■ **WHAT IS EXPECTED**: Set all the material down again unchanged, without the pictures.

■ **INPUT MATERIAL**:
┄┄┄┄┄┄

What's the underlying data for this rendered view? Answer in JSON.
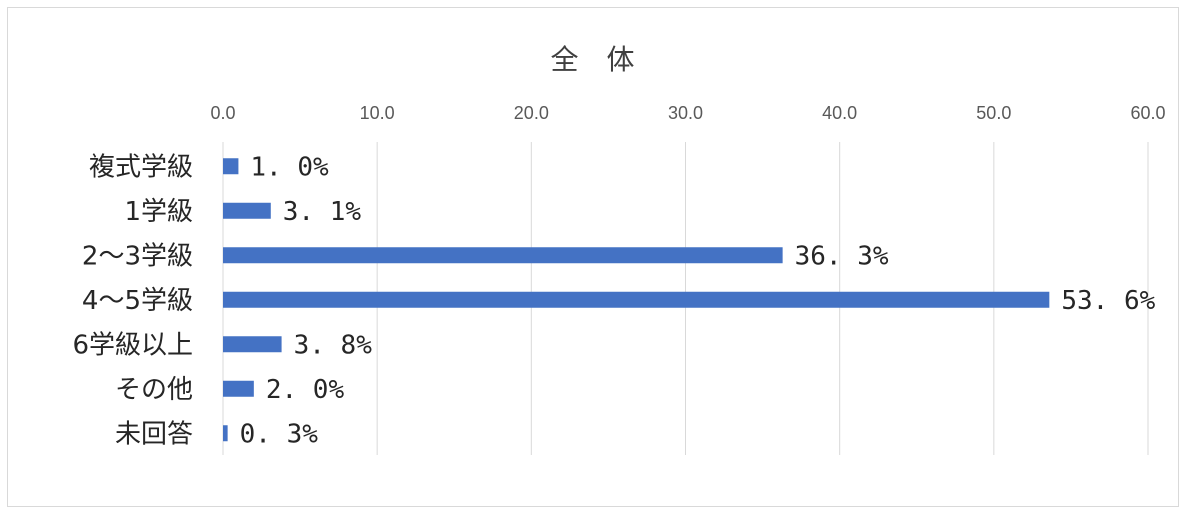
{
  "chart_data": {
    "type": "bar",
    "orientation": "horizontal",
    "title": "全　体",
    "xlim": [
      0,
      60
    ],
    "x_ticks": [
      "0.0",
      "10.0",
      "20.0",
      "30.0",
      "40.0",
      "50.0",
      "60.0"
    ],
    "x_tick_values": [
      0,
      10,
      20,
      30,
      40,
      50,
      60
    ],
    "x_axis_position": "top",
    "grid": true,
    "categories": [
      "複式学級",
      "1学級",
      "2～3学級",
      "4～5学級",
      "6学級以上",
      "その他",
      "未回答"
    ],
    "values": [
      1.0,
      3.1,
      36.3,
      53.6,
      3.8,
      2.0,
      0.3
    ],
    "data_labels": [
      "1.0%",
      "3.1%",
      "36.3%",
      "53.6%",
      "3.8%",
      "2.0%",
      "0.3%"
    ],
    "bar_color": "#4472c4",
    "grid_color": "#d9d9d9"
  }
}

┄┄┄┄┄┄

■ **THE OUTPUT**:
What's the underlying data for this rendered view? Answer in JSON.
{
  "chart_data": {
    "type": "bar",
    "orientation": "horizontal",
    "title": "全　体",
    "xlim": [
      0,
      60
    ],
    "x_ticks": [
      "0.0",
      "10.0",
      "20.0",
      "30.0",
      "40.0",
      "50.0",
      "60.0"
    ],
    "x_tick_values": [
      0,
      10,
      20,
      30,
      40,
      50,
      60
    ],
    "x_axis_position": "top",
    "grid": true,
    "categories": [
      "複式学級",
      "1学級",
      "2～3学級",
      "4～5学級",
      "6学級以上",
      "その他",
      "未回答"
    ],
    "values": [
      1.0,
      3.1,
      36.3,
      53.6,
      3.8,
      2.0,
      0.3
    ],
    "data_labels": [
      "1.0%",
      "3.1%",
      "36.3%",
      "53.6%",
      "3.8%",
      "2.0%",
      "0.3%"
    ],
    "bar_color": "#4472c4",
    "grid_color": "#d9d9d9"
  }
}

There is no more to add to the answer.